▶ _TASK GOAL_
Write out the items starting at the line that contains "List UI elements" and ending at the line that contains "svg-text:999: 999 [233, 356, 248, 365]", including both of those lines, and leave the pictures out of your answer.

▶ _SUPPLIED ENTRIES_
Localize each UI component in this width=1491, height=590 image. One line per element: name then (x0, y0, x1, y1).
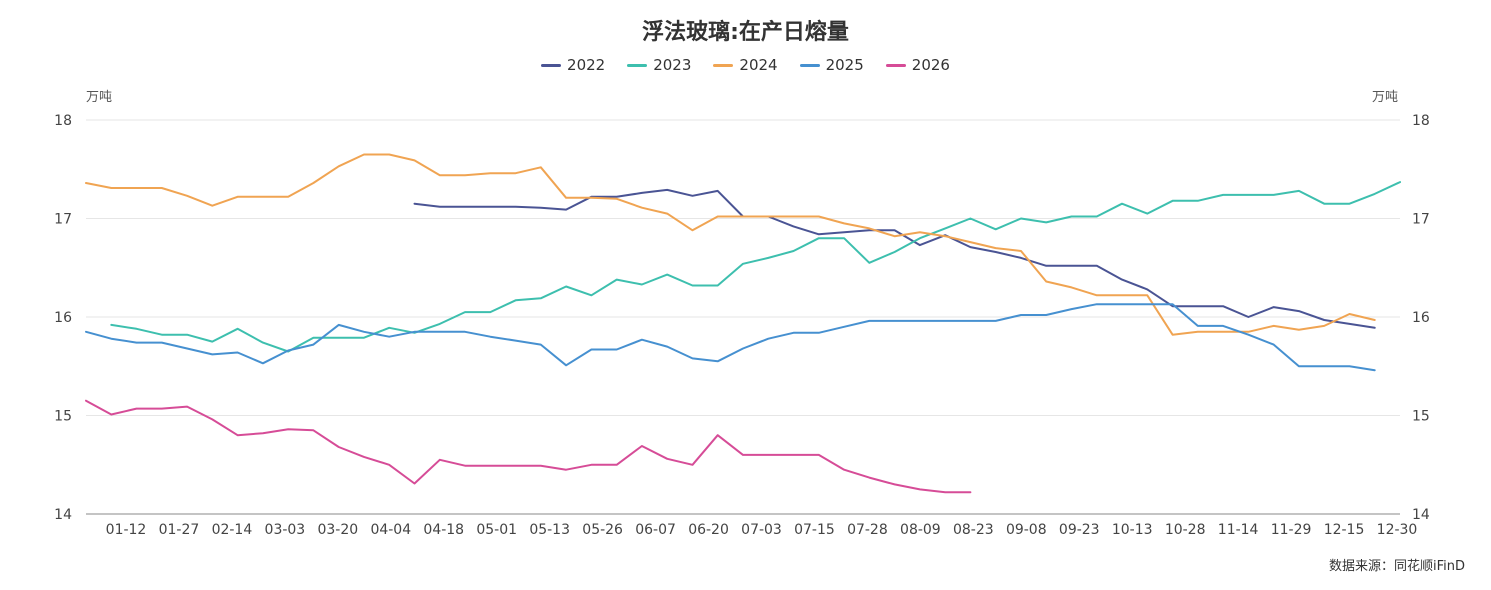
* * *
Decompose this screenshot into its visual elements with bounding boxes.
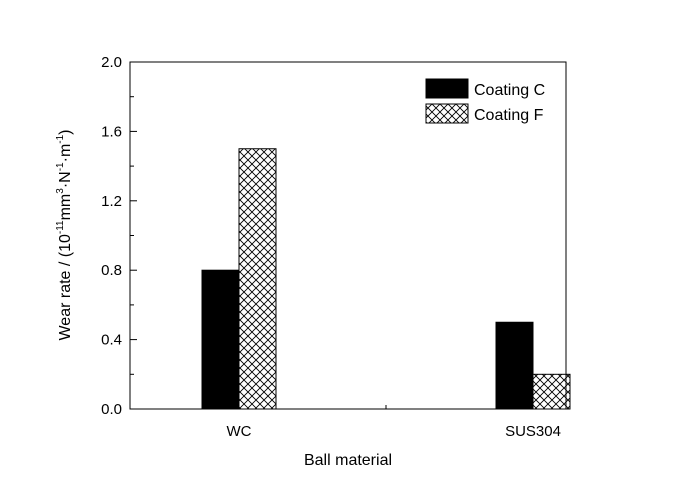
---
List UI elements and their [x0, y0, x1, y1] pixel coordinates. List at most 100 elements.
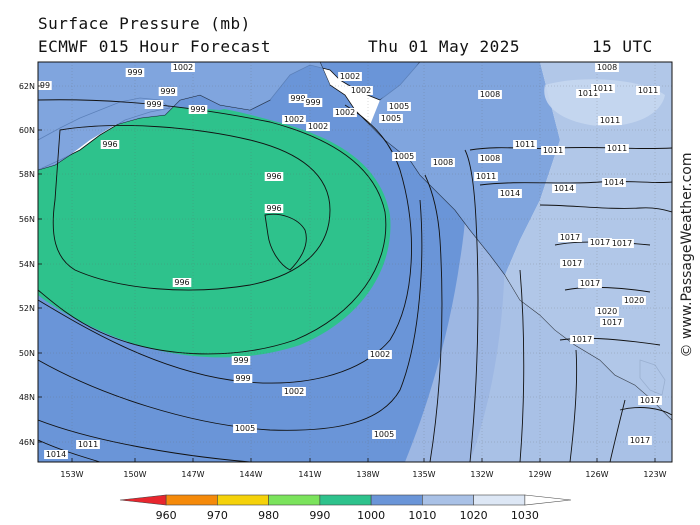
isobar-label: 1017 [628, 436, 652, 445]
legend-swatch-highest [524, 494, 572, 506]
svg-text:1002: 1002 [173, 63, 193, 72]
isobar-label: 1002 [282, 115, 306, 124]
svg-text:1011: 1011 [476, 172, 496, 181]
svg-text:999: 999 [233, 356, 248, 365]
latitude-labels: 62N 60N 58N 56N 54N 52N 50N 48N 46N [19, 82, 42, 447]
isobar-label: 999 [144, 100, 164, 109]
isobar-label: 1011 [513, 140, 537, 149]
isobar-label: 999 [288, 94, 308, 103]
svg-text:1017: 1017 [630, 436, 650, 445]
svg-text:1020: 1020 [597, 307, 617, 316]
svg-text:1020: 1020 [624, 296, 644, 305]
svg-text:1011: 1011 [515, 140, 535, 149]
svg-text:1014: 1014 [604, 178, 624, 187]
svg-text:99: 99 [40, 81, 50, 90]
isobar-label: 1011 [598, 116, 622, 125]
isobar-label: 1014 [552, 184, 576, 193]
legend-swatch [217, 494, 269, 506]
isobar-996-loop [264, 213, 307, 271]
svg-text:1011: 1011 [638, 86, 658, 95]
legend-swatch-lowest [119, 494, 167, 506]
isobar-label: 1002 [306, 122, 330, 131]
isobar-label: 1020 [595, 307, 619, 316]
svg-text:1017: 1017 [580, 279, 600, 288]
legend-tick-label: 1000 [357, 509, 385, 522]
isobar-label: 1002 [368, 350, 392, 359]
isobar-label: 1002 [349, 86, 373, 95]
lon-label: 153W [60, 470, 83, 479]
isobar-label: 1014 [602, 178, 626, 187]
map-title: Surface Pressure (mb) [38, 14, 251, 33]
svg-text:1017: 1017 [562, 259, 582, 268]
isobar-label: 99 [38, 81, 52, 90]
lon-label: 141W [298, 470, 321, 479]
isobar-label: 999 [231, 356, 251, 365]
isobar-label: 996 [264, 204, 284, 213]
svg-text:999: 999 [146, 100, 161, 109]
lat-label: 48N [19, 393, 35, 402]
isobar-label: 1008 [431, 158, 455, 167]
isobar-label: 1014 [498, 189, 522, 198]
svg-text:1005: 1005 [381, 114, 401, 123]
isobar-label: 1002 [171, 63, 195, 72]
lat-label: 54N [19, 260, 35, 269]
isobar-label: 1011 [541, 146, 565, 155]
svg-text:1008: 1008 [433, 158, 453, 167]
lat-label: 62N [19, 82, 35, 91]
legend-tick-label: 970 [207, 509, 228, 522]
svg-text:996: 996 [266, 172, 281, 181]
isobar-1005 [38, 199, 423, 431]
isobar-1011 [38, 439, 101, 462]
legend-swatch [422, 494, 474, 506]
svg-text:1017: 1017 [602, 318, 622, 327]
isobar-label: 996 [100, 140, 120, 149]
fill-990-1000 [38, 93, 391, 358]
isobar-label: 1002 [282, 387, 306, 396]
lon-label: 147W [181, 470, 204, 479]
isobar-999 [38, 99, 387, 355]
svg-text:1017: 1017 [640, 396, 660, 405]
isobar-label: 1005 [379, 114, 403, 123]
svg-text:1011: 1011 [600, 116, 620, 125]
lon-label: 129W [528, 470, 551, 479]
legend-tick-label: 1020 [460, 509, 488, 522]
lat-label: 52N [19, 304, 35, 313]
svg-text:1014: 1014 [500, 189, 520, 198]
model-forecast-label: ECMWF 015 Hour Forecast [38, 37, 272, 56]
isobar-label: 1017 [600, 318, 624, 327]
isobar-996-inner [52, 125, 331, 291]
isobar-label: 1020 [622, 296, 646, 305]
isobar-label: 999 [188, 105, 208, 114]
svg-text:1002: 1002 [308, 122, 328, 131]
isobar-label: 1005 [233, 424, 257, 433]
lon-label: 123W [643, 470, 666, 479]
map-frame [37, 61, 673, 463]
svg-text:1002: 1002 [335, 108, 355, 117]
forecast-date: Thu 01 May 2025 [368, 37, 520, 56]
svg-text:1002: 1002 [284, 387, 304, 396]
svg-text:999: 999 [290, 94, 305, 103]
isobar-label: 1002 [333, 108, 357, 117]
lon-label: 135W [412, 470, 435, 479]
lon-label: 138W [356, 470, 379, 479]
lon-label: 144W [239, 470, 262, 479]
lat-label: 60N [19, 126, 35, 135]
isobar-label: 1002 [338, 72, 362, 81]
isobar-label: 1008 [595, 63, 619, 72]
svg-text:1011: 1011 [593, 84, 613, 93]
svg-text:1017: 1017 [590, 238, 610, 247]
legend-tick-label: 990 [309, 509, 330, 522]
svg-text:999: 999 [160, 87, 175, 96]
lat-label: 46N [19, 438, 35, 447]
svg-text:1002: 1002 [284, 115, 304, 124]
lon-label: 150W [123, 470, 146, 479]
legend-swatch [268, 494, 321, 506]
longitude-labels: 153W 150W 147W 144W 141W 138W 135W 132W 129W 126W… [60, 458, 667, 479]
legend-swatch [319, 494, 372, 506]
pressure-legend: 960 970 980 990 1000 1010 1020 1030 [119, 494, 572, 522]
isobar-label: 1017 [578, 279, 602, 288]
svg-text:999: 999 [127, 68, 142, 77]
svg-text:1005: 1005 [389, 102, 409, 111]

▶ _RESULT OF THE EXERCISE_
List UI elements and their [x0, y0, x1, y1] pixel coordinates. List at most 100 elements.
isobar-label: 1017 [628, 436, 652, 445]
legend-swatch-highest [524, 494, 572, 506]
svg-text:1002: 1002 [173, 63, 193, 72]
isobar-label: 1002 [282, 115, 306, 124]
svg-text:1011: 1011 [476, 172, 496, 181]
svg-text:999: 999 [233, 356, 248, 365]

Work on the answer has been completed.